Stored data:
>>>
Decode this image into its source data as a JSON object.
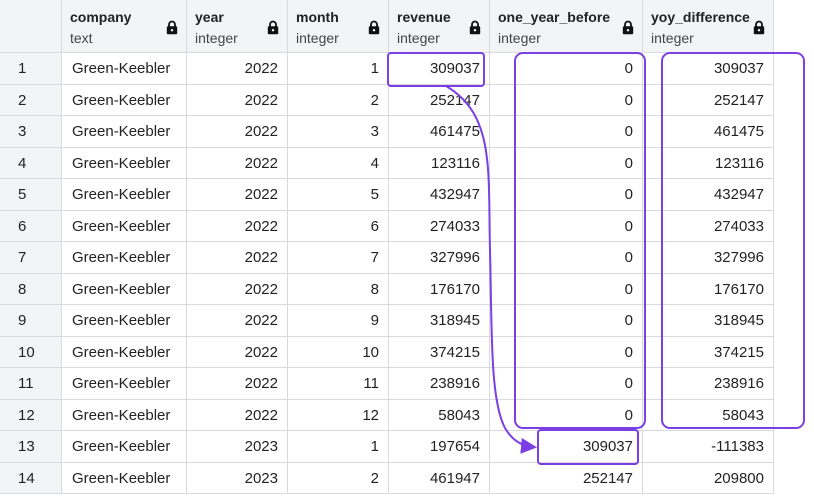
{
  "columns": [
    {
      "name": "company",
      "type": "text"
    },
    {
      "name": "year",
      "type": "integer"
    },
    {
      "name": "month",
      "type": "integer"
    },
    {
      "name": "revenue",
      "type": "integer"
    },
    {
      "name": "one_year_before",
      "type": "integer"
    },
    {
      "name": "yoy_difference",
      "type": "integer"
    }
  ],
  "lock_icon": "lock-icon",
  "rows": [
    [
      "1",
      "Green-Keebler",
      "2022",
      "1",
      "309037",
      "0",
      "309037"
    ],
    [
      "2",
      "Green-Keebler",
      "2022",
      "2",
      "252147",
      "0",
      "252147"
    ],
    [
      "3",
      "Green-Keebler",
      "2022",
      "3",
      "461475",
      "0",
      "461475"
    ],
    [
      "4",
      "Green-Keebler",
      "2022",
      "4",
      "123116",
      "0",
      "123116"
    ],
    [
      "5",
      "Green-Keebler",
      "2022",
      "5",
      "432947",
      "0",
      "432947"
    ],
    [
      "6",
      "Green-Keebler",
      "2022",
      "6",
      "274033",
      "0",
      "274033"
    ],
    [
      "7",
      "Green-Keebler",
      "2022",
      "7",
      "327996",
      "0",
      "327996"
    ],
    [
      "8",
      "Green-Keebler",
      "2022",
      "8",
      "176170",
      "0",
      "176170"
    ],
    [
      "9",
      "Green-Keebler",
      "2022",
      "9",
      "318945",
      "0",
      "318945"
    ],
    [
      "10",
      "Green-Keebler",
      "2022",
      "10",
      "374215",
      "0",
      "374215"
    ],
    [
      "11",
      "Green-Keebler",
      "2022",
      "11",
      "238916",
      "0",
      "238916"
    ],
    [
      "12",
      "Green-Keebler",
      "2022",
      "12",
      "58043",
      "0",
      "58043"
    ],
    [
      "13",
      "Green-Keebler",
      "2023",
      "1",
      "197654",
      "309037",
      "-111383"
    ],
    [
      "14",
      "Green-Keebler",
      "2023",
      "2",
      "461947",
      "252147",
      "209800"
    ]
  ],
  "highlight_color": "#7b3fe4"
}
<<<
>>>
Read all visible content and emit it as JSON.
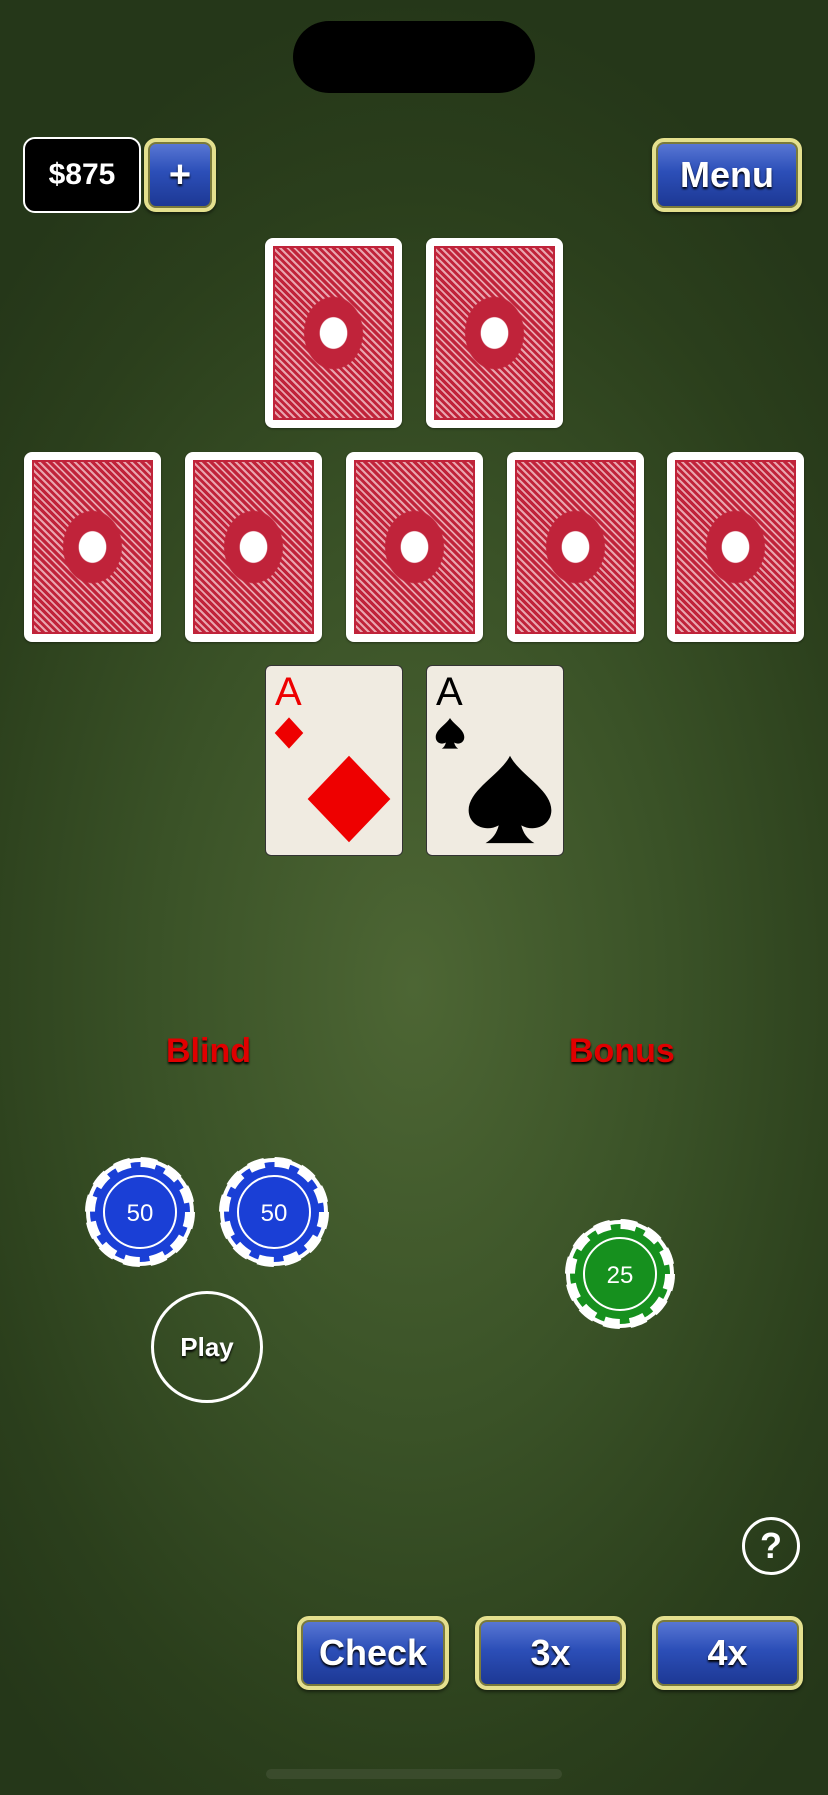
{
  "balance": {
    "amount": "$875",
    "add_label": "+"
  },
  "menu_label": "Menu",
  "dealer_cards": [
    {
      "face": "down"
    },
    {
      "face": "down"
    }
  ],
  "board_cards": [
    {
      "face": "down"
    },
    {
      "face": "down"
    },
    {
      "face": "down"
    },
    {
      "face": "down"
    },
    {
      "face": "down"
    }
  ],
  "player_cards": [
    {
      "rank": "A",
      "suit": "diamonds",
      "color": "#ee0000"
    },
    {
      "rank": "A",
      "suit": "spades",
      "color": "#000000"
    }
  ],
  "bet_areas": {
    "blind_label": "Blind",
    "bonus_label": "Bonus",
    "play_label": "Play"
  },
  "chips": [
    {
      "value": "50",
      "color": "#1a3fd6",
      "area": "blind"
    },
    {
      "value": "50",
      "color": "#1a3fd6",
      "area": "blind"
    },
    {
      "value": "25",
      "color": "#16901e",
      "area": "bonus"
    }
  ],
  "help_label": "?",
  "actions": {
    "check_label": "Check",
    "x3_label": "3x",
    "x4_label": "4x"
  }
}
<<<
### WRITTEN EXERCISE
Pick out all lines from the data above in which the word "name" appears.

### RESULT OF THE EXERCISE
      "name": "company",
      "name": "year",
      "name": "month",
      "name": "revenue",
      "name": "one_year_before",
      "name": "yoy_difference",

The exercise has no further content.